> [TASK INSTRUCTIONS]: Repeat the listing in full, preserving every character.

> [PROVIDED MATERIAL]:
····················
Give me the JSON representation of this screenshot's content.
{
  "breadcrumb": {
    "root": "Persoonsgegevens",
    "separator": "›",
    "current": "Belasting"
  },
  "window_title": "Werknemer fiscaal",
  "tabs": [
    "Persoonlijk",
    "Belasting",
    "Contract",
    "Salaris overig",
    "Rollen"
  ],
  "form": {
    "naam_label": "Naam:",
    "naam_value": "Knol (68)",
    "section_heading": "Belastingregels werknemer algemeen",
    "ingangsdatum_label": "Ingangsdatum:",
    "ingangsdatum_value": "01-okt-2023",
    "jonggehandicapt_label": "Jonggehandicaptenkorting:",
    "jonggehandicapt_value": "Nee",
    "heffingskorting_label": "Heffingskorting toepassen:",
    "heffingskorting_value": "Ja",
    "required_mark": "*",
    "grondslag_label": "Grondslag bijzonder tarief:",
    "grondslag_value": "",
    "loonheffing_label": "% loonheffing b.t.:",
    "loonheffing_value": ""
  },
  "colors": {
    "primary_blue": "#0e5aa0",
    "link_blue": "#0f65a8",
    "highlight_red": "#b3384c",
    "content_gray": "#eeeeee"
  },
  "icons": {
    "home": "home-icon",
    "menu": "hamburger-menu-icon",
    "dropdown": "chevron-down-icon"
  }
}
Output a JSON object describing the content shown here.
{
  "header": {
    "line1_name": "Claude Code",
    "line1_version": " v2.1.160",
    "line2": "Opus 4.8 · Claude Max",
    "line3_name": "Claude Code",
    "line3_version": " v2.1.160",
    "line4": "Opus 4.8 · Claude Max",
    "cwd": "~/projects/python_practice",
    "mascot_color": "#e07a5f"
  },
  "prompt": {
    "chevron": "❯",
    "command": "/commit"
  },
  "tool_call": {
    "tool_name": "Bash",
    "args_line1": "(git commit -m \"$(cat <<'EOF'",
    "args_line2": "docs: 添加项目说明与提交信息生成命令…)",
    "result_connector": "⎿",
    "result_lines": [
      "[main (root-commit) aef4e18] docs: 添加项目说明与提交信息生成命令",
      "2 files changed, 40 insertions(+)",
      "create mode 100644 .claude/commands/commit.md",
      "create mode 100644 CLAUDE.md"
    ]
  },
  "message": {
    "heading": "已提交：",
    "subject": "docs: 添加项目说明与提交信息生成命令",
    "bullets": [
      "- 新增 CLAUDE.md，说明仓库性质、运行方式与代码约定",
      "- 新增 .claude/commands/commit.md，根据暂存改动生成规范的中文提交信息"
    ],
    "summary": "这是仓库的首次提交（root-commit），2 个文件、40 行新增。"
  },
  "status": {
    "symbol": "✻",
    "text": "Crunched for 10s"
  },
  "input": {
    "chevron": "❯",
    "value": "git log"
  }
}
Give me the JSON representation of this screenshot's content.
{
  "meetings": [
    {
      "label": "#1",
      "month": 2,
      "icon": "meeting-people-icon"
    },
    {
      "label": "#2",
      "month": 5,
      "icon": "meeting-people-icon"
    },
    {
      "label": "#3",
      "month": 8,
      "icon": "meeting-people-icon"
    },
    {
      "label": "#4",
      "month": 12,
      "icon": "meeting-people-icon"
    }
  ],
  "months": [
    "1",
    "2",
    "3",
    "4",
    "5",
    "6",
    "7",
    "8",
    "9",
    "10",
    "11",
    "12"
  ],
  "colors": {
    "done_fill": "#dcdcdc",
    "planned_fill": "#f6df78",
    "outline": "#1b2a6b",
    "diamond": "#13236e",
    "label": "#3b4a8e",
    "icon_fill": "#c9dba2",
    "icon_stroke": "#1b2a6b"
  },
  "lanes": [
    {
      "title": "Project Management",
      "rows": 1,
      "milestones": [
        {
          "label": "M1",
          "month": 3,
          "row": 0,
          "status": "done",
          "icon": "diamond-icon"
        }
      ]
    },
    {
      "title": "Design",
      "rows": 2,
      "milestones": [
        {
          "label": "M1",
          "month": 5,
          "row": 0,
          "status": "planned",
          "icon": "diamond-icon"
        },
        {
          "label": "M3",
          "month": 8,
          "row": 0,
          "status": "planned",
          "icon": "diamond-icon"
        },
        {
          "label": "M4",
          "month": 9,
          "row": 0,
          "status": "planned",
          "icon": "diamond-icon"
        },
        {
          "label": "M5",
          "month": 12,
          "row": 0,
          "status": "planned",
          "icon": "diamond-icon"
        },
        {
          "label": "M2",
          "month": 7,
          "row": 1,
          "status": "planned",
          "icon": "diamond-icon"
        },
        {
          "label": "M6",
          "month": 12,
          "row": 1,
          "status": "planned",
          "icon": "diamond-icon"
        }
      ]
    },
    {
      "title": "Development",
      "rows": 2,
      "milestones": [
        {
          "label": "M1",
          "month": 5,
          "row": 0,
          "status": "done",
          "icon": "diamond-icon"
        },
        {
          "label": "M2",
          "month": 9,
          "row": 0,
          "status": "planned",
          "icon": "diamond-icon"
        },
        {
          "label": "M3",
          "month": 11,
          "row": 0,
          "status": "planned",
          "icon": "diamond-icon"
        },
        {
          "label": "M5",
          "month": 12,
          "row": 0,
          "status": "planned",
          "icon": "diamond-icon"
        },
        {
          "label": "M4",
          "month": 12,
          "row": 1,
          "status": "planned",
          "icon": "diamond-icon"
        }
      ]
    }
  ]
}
····················
> [THE REPLY]:
Give me the JSON representation of this screenshot's content.
{
  "breadcrumb": {
    "root": "Persoonsgegevens",
    "separator": "›",
    "current": "Belasting"
  },
  "window_title": "Werknemer fiscaal",
  "tabs": [
    "Persoonlijk",
    "Belasting",
    "Contract",
    "Salaris overig",
    "Rollen"
  ],
  "form": {
    "naam_label": "Naam:",
    "naam_value": "Knol (68)",
    "section_heading": "Belastingregels werknemer algemeen",
    "ingangsdatum_label": "Ingangsdatum:",
    "ingangsdatum_value": "01-okt-2023",
    "jonggehandicapt_label": "Jonggehandicaptenkorting:",
    "jonggehandicapt_value": "Nee",
    "heffingskorting_label": "Heffingskorting toepassen:",
    "heffingskorting_value": "Ja",
    "required_mark": "*",
    "grondslag_label": "Grondslag bijzonder tarief:",
    "grondslag_value": "",
    "loonheffing_label": "% loonheffing b.t.:",
    "loonheffing_value": ""
  },
  "colors": {
    "primary_blue": "#0e5aa0",
    "link_blue": "#0f65a8",
    "highlight_red": "#b3384c",
    "content_gray": "#eeeeee"
  },
  "icons": {
    "home": "home-icon",
    "menu": "hamburger-menu-icon",
    "dropdown": "chevron-down-icon"
  }
}
Output a JSON object describing the content shown here.
{
  "header": {
    "line1_name": "Claude Code",
    "line1_version": " v2.1.160",
    "line2": "Opus 4.8 · Claude Max",
    "line3_name": "Claude Code",
    "line3_version": " v2.1.160",
    "line4": "Opus 4.8 · Claude Max",
    "cwd": "~/projects/python_practice",
    "mascot_color": "#e07a5f"
  },
  "prompt": {
    "chevron": "❯",
    "command": "/commit"
  },
  "tool_call": {
    "tool_name": "Bash",
    "args_line1": "(git commit -m \"$(cat <<'EOF'",
    "args_line2": "docs: 添加项目说明与提交信息生成命令…)",
    "result_connector": "⎿",
    "result_lines": [
      "[main (root-commit) aef4e18] docs: 添加项目说明与提交信息生成命令",
      "2 files changed, 40 insertions(+)",
      "create mode 100644 .claude/commands/commit.md",
      "create mode 100644 CLAUDE.md"
    ]
  },
  "message": {
    "heading": "已提交：",
    "subject": "docs: 添加项目说明与提交信息生成命令",
    "bullets": [
      "- 新增 CLAUDE.md，说明仓库性质、运行方式与代码约定",
      "- 新增 .claude/commands/commit.md，根据暂存改动生成规范的中文提交信息"
    ],
    "summary": "这是仓库的首次提交（root-commit），2 个文件、40 行新增。"
  },
  "status": {
    "symbol": "✻",
    "text": "Crunched for 10s"
  },
  "input": {
    "chevron": "❯",
    "value": "git log"
  }
}
Give me the JSON representation of this screenshot's content.
{
  "meetings": [
    {
      "label": "#1",
      "month": 2,
      "icon": "meeting-people-icon"
    },
    {
      "label": "#2",
      "month": 5,
      "icon": "meeting-people-icon"
    },
    {
      "label": "#3",
      "month": 8,
      "icon": "meeting-people-icon"
    },
    {
      "label": "#4",
      "month": 12,
      "icon": "meeting-people-icon"
    }
  ],
  "months": [
    "1",
    "2",
    "3",
    "4",
    "5",
    "6",
    "7",
    "8",
    "9",
    "10",
    "11",
    "12"
  ],
  "colors": {
    "done_fill": "#dcdcdc",
    "planned_fill": "#f6df78",
    "outline": "#1b2a6b",
    "diamond": "#13236e",
    "label": "#3b4a8e",
    "icon_fill": "#c9dba2",
    "icon_stroke": "#1b2a6b"
  },
  "lanes": [
    {
      "title": "Project Management",
      "rows": 1,
      "milestones": [
        {
          "label": "M1",
          "month": 3,
          "row": 0,
          "status": "done",
          "icon": "diamond-icon"
        }
      ]
    },
    {
      "title": "Design",
      "rows": 2,
      "milestones": [
        {
          "label": "M1",
          "month": 5,
          "row": 0,
          "status": "planned",
          "icon": "diamond-icon"
        },
        {
          "label": "M3",
          "month": 8,
          "row": 0,
          "status": "planned",
          "icon": "diamond-icon"
        },
        {
          "label": "M4",
          "month": 9,
          "row": 0,
          "status": "planned",
          "icon": "diamond-icon"
        },
        {
          "label": "M5",
          "month": 12,
          "row": 0,
          "status": "planned",
          "icon": "diamond-icon"
        },
        {
          "label": "M2",
          "month": 7,
          "row": 1,
          "status": "planned",
          "icon": "diamond-icon"
        },
        {
          "label": "M6",
          "month": 12,
          "row": 1,
          "status": "planned",
          "icon": "diamond-icon"
        }
      ]
    },
    {
      "title": "Development",
      "rows": 2,
      "milestones": [
        {
          "label": "M1",
          "month": 5,
          "row": 0,
          "status": "done",
          "icon": "diamond-icon"
        },
        {
          "label": "M2",
          "month": 9,
          "row": 0,
          "status": "planned",
          "icon": "diamond-icon"
        },
        {
          "label": "M3",
          "month": 11,
          "row": 0,
          "status": "planned",
          "icon": "diamond-icon"
        },
        {
          "label": "M5",
          "month": 12,
          "row": 0,
          "status": "planned",
          "icon": "diamond-icon"
        },
        {
          "label": "M4",
          "month": 12,
          "row": 1,
          "status": "planned",
          "icon": "diamond-icon"
        }
      ]
    }
  ]
}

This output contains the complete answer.